Problem requirements
Include in the output the line containing "Convert this document image to plain text." and each subsequent line of the records, through the end, transcribed exactly. Add nothing else.

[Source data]
⟨

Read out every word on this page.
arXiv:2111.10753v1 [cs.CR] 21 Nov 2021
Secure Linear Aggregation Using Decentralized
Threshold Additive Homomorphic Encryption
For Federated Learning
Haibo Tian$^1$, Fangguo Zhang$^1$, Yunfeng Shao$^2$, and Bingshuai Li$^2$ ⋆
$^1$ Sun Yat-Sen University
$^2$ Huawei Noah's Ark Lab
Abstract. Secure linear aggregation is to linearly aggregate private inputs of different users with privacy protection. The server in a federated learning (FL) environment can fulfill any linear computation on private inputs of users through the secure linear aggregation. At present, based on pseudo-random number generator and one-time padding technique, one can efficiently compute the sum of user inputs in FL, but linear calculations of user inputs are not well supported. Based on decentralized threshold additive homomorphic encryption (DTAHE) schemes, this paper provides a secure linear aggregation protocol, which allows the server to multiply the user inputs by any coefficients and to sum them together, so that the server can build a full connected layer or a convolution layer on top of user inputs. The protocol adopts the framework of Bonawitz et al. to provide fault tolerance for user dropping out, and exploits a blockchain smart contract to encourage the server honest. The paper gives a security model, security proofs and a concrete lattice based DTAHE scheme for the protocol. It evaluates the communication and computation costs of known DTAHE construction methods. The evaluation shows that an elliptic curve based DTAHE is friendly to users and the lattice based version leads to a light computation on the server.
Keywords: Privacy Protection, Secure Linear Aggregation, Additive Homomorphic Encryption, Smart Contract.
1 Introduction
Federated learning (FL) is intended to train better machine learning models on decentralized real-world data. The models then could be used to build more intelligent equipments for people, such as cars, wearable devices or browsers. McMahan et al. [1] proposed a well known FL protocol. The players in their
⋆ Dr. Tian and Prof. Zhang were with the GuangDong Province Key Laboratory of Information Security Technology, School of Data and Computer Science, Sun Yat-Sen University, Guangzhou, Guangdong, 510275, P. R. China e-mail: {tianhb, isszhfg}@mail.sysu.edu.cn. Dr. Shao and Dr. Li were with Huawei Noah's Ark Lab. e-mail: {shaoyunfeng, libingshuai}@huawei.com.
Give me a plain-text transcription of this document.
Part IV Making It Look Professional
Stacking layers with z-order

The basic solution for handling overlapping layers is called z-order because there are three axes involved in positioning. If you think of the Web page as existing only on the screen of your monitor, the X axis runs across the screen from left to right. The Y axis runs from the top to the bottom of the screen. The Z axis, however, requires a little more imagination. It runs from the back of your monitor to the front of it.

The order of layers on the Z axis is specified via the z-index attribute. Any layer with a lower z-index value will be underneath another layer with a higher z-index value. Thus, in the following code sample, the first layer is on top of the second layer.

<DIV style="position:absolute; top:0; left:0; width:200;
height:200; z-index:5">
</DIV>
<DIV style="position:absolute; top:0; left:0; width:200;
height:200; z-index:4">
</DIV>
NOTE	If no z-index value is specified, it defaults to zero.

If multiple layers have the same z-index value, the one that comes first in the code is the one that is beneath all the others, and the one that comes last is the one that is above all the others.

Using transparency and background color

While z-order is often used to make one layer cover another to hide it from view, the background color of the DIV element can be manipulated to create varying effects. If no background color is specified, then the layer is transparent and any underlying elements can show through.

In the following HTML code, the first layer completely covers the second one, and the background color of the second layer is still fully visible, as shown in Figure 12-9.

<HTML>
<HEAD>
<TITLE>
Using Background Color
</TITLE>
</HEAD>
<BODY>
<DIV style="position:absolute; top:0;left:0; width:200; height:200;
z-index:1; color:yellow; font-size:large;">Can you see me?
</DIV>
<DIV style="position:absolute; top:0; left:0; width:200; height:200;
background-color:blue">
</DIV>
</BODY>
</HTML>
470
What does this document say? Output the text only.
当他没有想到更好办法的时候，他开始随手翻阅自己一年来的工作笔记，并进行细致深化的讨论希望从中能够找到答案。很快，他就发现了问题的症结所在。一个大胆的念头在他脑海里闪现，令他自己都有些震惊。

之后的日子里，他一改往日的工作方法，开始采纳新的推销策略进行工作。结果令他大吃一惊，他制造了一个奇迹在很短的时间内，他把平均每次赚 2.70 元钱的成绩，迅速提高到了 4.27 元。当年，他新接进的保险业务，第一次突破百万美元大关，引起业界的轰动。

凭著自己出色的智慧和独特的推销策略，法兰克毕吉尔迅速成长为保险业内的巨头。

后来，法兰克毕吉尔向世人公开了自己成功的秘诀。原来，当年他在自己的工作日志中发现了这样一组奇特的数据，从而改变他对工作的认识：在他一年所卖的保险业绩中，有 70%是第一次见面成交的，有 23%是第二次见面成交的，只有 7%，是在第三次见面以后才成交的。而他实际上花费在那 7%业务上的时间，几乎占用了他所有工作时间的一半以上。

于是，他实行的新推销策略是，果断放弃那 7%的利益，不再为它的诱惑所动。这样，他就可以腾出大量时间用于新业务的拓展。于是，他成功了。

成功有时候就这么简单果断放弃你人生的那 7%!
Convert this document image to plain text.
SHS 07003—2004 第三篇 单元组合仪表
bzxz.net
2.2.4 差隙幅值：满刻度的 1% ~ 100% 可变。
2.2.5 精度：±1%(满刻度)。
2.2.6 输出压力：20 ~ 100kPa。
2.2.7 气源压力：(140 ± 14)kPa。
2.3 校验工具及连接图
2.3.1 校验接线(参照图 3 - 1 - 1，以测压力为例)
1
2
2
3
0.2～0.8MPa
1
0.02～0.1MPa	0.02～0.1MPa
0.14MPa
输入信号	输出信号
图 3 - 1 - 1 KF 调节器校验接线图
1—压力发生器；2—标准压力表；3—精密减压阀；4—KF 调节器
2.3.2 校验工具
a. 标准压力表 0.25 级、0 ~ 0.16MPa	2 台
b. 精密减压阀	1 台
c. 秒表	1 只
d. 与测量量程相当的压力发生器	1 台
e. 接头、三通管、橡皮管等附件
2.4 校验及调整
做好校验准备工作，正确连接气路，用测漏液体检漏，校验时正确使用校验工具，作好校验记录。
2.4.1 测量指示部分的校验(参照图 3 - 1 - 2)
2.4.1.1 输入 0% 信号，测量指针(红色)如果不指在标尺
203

⟩

Exercise output
Convert this document image to plain text.
SHS 07003—2004 第三篇 单元组合仪表
bzxz.net
2.2.4 差隙幅值：满刻度的 1% ~ 100% 可变。
2.2.5 精度：±1%(满刻度)。
2.2.6 输出压力：20 ~ 100kPa。
2.2.7 气源压力：(140 ± 14)kPa。
2.3 校验工具及连接图
2.3.1 校验接线(参照图 3 - 1 - 1，以测压力为例)
1
2
2
3
0.2～0.8MPa
1
0.02～0.1MPa	0.02～0.1MPa
0.14MPa
输入信号	输出信号
图 3 - 1 - 1 KF 调节器校验接线图
1—压力发生器；2—标准压力表；3—精密减压阀；4—KF 调节器
2.3.2 校验工具
a. 标准压力表 0.25 级、0 ~ 0.16MPa	2 台
b. 精密减压阀	1 台
c. 秒表	1 只
d. 与测量量程相当的压力发生器	1 台
e. 接头、三通管、橡皮管等附件
2.4 校验及调整
做好校验准备工作，正确连接气路，用测漏液体检漏，校验时正确使用校验工具，作好校验记录。
2.4.1 测量指示部分的校验(参照图 3 - 1 - 2)
2.4.1.1 输入 0% 信号，测量指针(红色)如果不指在标尺
203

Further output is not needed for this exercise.